How many lines in these records hold the string "chopped"? Reply with the number alone.

## Extracts from a graphics dataset

________________

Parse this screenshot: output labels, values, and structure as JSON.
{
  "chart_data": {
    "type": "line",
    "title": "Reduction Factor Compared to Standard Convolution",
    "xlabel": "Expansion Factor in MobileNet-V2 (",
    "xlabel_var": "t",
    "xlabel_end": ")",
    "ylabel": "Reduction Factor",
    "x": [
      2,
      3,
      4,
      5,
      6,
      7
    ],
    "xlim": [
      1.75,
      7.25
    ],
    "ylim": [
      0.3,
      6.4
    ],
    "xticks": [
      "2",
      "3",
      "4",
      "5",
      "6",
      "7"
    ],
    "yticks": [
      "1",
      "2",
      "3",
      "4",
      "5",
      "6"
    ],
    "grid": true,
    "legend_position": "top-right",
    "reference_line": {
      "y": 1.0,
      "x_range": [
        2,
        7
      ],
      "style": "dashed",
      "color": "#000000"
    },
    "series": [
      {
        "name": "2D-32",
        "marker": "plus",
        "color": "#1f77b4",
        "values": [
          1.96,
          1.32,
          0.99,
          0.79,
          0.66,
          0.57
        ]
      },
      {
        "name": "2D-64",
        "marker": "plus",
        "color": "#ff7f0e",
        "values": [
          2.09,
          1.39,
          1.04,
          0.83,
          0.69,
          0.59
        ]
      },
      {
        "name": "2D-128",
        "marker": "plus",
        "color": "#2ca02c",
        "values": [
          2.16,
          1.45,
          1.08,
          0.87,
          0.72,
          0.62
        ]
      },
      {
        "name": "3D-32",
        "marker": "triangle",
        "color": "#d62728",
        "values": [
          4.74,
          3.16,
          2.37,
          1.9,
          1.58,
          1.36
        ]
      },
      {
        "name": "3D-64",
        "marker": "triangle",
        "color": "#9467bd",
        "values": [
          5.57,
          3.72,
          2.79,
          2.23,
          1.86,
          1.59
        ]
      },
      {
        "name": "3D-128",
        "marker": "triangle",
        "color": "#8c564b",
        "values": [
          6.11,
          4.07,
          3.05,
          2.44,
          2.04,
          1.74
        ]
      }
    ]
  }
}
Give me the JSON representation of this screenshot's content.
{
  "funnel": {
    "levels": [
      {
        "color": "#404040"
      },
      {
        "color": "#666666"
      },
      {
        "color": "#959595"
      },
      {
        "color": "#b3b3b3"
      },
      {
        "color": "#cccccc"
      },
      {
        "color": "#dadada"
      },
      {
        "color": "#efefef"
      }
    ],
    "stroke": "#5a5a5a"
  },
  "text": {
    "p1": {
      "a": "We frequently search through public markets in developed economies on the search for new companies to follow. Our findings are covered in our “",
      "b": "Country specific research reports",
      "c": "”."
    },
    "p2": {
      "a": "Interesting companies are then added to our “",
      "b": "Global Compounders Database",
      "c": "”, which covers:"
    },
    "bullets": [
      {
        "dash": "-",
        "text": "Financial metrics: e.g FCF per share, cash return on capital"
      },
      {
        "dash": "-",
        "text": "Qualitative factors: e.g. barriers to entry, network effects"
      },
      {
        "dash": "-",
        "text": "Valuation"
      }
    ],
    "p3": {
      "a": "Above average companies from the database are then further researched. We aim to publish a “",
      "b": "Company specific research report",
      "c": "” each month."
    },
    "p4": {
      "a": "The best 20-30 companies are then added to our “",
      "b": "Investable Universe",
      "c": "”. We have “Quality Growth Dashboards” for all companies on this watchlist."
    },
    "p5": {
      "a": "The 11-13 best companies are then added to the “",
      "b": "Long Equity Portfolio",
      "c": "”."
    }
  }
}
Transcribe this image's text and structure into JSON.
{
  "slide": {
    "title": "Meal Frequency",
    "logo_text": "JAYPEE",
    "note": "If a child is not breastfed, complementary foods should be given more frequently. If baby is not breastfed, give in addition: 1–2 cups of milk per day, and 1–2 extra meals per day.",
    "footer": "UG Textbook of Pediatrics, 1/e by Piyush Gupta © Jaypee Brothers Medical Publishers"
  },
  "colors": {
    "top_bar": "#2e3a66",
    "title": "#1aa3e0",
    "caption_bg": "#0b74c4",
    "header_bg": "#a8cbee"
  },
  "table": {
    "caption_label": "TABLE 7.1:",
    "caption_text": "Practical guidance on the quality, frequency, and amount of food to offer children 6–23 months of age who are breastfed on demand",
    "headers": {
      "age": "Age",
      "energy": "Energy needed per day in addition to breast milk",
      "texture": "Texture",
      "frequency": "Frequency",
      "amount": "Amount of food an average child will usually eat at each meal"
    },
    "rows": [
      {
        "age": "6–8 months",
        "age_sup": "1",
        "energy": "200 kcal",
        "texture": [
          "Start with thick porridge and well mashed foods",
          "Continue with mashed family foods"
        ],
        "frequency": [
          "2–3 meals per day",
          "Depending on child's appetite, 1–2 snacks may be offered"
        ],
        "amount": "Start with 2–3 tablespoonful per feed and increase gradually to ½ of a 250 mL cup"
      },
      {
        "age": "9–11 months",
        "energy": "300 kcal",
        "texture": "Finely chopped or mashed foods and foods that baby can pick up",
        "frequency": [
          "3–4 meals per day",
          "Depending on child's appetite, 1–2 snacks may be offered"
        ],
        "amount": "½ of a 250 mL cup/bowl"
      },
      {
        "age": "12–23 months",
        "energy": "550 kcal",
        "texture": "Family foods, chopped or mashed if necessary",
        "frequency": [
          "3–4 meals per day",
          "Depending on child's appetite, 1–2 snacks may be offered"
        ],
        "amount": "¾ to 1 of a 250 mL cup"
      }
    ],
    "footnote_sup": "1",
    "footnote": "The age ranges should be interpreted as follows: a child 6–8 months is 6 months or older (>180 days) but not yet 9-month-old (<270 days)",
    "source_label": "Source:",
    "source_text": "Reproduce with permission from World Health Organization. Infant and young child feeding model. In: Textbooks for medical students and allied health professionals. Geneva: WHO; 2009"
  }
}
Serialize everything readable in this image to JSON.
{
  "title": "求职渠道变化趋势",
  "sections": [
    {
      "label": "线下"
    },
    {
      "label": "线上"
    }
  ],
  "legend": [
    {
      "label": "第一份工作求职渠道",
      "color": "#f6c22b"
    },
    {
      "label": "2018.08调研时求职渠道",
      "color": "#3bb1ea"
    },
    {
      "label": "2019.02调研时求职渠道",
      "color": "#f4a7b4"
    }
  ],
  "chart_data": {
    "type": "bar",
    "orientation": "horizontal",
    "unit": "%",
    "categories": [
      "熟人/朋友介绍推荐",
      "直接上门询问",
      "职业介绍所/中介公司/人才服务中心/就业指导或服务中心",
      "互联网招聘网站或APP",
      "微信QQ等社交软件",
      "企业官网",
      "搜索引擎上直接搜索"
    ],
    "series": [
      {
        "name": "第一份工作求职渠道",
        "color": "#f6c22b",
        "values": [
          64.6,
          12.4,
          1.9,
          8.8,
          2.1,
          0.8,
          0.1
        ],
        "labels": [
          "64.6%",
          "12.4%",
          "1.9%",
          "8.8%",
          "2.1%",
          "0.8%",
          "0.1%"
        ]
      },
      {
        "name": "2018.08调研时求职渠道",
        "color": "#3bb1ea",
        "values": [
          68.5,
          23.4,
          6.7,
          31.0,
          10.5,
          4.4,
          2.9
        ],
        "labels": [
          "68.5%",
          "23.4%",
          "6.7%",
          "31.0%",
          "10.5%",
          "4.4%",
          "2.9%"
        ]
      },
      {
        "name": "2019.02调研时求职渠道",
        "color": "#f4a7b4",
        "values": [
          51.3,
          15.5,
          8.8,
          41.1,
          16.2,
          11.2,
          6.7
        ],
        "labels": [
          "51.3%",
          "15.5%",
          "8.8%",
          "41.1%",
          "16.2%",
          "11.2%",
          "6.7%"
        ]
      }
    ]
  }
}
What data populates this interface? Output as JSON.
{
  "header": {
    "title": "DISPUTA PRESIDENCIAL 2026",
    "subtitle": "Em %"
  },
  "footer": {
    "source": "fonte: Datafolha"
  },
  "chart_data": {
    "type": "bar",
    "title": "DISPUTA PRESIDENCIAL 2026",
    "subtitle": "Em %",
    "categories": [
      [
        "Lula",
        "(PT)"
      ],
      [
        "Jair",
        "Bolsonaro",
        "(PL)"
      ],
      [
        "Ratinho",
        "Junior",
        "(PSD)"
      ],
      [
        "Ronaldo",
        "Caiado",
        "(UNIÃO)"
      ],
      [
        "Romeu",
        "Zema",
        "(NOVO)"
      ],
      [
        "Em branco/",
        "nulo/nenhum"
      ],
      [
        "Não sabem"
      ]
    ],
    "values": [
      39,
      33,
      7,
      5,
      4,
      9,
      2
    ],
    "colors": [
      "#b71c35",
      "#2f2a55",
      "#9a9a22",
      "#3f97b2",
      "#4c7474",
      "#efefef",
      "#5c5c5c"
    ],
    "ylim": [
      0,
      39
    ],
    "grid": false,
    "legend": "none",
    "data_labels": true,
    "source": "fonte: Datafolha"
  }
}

________________

## EXERCISE ANSWER
2